#### Directions
Repeat exactly each line of the data provided below.

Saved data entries

↓

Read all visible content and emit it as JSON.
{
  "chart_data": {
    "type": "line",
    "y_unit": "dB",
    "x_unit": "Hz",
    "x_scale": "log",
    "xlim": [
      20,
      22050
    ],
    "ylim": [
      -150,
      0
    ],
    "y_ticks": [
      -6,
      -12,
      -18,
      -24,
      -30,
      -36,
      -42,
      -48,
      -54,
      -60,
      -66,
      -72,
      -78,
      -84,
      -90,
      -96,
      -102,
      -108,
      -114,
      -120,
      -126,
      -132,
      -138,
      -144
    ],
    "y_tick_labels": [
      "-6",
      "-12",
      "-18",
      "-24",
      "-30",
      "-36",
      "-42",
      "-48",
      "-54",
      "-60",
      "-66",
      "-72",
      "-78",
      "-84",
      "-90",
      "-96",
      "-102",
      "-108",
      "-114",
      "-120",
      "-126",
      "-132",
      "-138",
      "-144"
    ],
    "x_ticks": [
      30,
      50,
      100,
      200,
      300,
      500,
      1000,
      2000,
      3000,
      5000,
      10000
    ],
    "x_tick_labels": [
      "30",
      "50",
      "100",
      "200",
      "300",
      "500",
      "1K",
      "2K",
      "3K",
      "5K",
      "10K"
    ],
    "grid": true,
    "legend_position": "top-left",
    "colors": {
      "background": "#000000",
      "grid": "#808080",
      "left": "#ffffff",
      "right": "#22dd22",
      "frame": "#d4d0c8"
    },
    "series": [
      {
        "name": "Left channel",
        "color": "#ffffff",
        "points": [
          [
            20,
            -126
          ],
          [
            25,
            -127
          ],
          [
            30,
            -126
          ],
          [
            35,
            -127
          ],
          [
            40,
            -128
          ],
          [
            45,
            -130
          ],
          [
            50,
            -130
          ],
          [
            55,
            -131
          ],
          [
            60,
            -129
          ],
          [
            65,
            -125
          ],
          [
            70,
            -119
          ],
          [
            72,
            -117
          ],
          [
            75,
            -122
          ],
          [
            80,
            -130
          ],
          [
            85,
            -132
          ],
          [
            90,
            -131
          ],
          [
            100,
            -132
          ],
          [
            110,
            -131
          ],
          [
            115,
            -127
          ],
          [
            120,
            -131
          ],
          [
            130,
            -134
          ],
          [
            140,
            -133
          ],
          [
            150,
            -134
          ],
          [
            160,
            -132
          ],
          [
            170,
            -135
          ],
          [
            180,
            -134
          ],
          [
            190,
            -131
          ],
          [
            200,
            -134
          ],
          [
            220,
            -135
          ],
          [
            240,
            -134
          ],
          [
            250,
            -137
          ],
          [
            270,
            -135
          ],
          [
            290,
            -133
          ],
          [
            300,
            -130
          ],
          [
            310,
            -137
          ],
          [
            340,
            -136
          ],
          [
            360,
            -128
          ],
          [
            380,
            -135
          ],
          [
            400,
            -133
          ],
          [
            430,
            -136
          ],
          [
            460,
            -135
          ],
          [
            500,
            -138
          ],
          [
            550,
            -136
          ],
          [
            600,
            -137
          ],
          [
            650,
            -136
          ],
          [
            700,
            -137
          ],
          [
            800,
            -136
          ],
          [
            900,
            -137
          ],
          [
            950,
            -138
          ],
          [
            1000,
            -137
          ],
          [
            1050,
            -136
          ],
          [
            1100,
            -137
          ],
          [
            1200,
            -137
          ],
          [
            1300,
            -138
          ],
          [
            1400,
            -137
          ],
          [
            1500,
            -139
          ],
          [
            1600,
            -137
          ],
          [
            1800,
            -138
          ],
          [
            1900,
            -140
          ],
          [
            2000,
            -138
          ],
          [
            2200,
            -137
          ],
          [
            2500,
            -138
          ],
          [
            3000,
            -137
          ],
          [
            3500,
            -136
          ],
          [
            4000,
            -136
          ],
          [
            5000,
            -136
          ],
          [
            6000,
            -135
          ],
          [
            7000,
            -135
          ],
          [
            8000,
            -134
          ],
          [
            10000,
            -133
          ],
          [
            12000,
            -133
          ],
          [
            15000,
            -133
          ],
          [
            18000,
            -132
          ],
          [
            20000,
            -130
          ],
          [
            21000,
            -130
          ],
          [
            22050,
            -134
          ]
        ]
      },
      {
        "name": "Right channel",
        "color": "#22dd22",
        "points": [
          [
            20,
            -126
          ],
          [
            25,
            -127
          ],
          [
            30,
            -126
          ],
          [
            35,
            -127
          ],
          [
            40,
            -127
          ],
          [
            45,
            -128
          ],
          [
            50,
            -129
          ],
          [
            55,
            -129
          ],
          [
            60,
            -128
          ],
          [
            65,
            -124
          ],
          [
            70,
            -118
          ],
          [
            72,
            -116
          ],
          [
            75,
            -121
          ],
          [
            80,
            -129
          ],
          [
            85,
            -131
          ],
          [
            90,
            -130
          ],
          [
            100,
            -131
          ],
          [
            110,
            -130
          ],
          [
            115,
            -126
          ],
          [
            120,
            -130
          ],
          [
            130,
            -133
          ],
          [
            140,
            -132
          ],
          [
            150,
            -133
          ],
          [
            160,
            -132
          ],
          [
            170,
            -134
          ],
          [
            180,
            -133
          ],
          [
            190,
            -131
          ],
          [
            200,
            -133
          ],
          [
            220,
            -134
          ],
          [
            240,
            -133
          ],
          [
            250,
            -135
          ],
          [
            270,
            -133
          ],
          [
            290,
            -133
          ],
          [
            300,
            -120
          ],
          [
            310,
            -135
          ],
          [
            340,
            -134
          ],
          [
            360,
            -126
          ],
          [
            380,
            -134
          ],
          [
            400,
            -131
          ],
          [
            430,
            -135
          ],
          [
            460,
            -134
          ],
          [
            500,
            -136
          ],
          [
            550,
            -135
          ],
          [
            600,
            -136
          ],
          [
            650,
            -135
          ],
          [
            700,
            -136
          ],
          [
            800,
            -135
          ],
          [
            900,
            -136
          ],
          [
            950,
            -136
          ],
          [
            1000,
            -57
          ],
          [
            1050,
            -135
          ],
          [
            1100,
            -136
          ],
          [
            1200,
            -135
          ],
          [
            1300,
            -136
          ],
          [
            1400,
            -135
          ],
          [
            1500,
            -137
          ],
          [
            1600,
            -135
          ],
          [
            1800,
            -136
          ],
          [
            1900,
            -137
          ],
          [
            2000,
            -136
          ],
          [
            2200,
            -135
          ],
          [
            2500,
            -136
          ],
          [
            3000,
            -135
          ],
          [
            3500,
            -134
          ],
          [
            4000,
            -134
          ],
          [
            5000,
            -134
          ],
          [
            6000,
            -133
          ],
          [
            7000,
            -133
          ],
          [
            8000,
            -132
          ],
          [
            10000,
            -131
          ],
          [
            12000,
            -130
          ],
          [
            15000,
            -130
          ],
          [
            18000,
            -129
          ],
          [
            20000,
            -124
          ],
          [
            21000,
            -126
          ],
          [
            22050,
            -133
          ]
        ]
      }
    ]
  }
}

↑

#### Complete response
Read all visible content and emit it as JSON.
{
  "chart_data": {
    "type": "line",
    "y_unit": "dB",
    "x_unit": "Hz",
    "x_scale": "log",
    "xlim": [
      20,
      22050
    ],
    "ylim": [
      -150,
      0
    ],
    "y_ticks": [
      -6,
      -12,
      -18,
      -24,
      -30,
      -36,
      -42,
      -48,
      -54,
      -60,
      -66,
      -72,
      -78,
      -84,
      -90,
      -96,
      -102,
      -108,
      -114,
      -120,
      -126,
      -132,
      -138,
      -144
    ],
    "y_tick_labels": [
      "-6",
      "-12",
      "-18",
      "-24",
      "-30",
      "-36",
      "-42",
      "-48",
      "-54",
      "-60",
      "-66",
      "-72",
      "-78",
      "-84",
      "-90",
      "-96",
      "-102",
      "-108",
      "-114",
      "-120",
      "-126",
      "-132",
      "-138",
      "-144"
    ],
    "x_ticks": [
      30,
      50,
      100,
      200,
      300,
      500,
      1000,
      2000,
      3000,
      5000,
      10000
    ],
    "x_tick_labels": [
      "30",
      "50",
      "100",
      "200",
      "300",
      "500",
      "1K",
      "2K",
      "3K",
      "5K",
      "10K"
    ],
    "grid": true,
    "legend_position": "top-left",
    "colors": {
      "background": "#000000",
      "grid": "#808080",
      "left": "#ffffff",
      "right": "#22dd22",
      "frame": "#d4d0c8"
    },
    "series": [
      {
        "name": "Left channel",
        "color": "#ffffff",
        "points": [
          [
            20,
            -126
          ],
          [
            25,
            -127
          ],
          [
            30,
            -126
          ],
          [
            35,
            -127
          ],
          [
            40,
            -128
          ],
          [
            45,
            -130
          ],
          [
            50,
            -130
          ],
          [
            55,
            -131
          ],
          [
            60,
            -129
          ],
          [
            65,
            -125
          ],
          [
            70,
            -119
          ],
          [
            72,
            -117
          ],
          [
            75,
            -122
          ],
          [
            80,
            -130
          ],
          [
            85,
            -132
          ],
          [
            90,
            -131
          ],
          [
            100,
            -132
          ],
          [
            110,
            -131
          ],
          [
            115,
            -127
          ],
          [
            120,
            -131
          ],
          [
            130,
            -134
          ],
          [
            140,
            -133
          ],
          [
            150,
            -134
          ],
          [
            160,
            -132
          ],
          [
            170,
            -135
          ],
          [
            180,
            -134
          ],
          [
            190,
            -131
          ],
          [
            200,
            -134
          ],
          [
            220,
            -135
          ],
          [
            240,
            -134
          ],
          [
            250,
            -137
          ],
          [
            270,
            -135
          ],
          [
            290,
            -133
          ],
          [
            300,
            -130
          ],
          [
            310,
            -137
          ],
          [
            340,
            -136
          ],
          [
            360,
            -128
          ],
          [
            380,
            -135
          ],
          [
            400,
            -133
          ],
          [
            430,
            -136
          ],
          [
            460,
            -135
          ],
          [
            500,
            -138
          ],
          [
            550,
            -136
          ],
          [
            600,
            -137
          ],
          [
            650,
            -136
          ],
          [
            700,
            -137
          ],
          [
            800,
            -136
          ],
          [
            900,
            -137
          ],
          [
            950,
            -138
          ],
          [
            1000,
            -137
          ],
          [
            1050,
            -136
          ],
          [
            1100,
            -137
          ],
          [
            1200,
            -137
          ],
          [
            1300,
            -138
          ],
          [
            1400,
            -137
          ],
          [
            1500,
            -139
          ],
          [
            1600,
            -137
          ],
          [
            1800,
            -138
          ],
          [
            1900,
            -140
          ],
          [
            2000,
            -138
          ],
          [
            2200,
            -137
          ],
          [
            2500,
            -138
          ],
          [
            3000,
            -137
          ],
          [
            3500,
            -136
          ],
          [
            4000,
            -136
          ],
          [
            5000,
            -136
          ],
          [
            6000,
            -135
          ],
          [
            7000,
            -135
          ],
          [
            8000,
            -134
          ],
          [
            10000,
            -133
          ],
          [
            12000,
            -133
          ],
          [
            15000,
            -133
          ],
          [
            18000,
            -132
          ],
          [
            20000,
            -130
          ],
          [
            21000,
            -130
          ],
          [
            22050,
            -134
          ]
        ]
      },
      {
        "name": "Right channel",
        "color": "#22dd22",
        "points": [
          [
            20,
            -126
          ],
          [
            25,
            -127
          ],
          [
            30,
            -126
          ],
          [
            35,
            -127
          ],
          [
            40,
            -127
          ],
          [
            45,
            -128
          ],
          [
            50,
            -129
          ],
          [
            55,
            -129
          ],
          [
            60,
            -128
          ],
          [
            65,
            -124
          ],
          [
            70,
            -118
          ],
          [
            72,
            -116
          ],
          [
            75,
            -121
          ],
          [
            80,
            -129
          ],
          [
            85,
            -131
          ],
          [
            90,
            -130
          ],
          [
            100,
            -131
          ],
          [
            110,
            -130
          ],
          [
            115,
            -126
          ],
          [
            120,
            -130
          ],
          [
            130,
            -133
          ],
          [
            140,
            -132
          ],
          [
            150,
            -133
          ],
          [
            160,
            -132
          ],
          [
            170,
            -134
          ],
          [
            180,
            -133
          ],
          [
            190,
            -131
          ],
          [
            200,
            -133
          ],
          [
            220,
            -134
          ],
          [
            240,
            -133
          ],
          [
            250,
            -135
          ],
          [
            270,
            -133
          ],
          [
            290,
            -133
          ],
          [
            300,
            -120
          ],
          [
            310,
            -135
          ],
          [
            340,
            -134
          ],
          [
            360,
            -126
          ],
          [
            380,
            -134
          ],
          [
            400,
            -131
          ],
          [
            430,
            -135
          ],
          [
            460,
            -134
          ],
          [
            500,
            -136
          ],
          [
            550,
            -135
          ],
          [
            600,
            -136
          ],
          [
            650,
            -135
          ],
          [
            700,
            -136
          ],
          [
            800,
            -135
          ],
          [
            900,
            -136
          ],
          [
            950,
            -136
          ],
          [
            1000,
            -57
          ],
          [
            1050,
            -135
          ],
          [
            1100,
            -136
          ],
          [
            1200,
            -135
          ],
          [
            1300,
            -136
          ],
          [
            1400,
            -135
          ],
          [
            1500,
            -137
          ],
          [
            1600,
            -135
          ],
          [
            1800,
            -136
          ],
          [
            1900,
            -137
          ],
          [
            2000,
            -136
          ],
          [
            2200,
            -135
          ],
          [
            2500,
            -136
          ],
          [
            3000,
            -135
          ],
          [
            3500,
            -134
          ],
          [
            4000,
            -134
          ],
          [
            5000,
            -134
          ],
          [
            6000,
            -133
          ],
          [
            7000,
            -133
          ],
          [
            8000,
            -132
          ],
          [
            10000,
            -131
          ],
          [
            12000,
            -130
          ],
          [
            15000,
            -130
          ],
          [
            18000,
            -129
          ],
          [
            20000,
            -124
          ],
          [
            21000,
            -126
          ],
          [
            22050,
            -133
          ]
        ]
      }
    ]
  }
}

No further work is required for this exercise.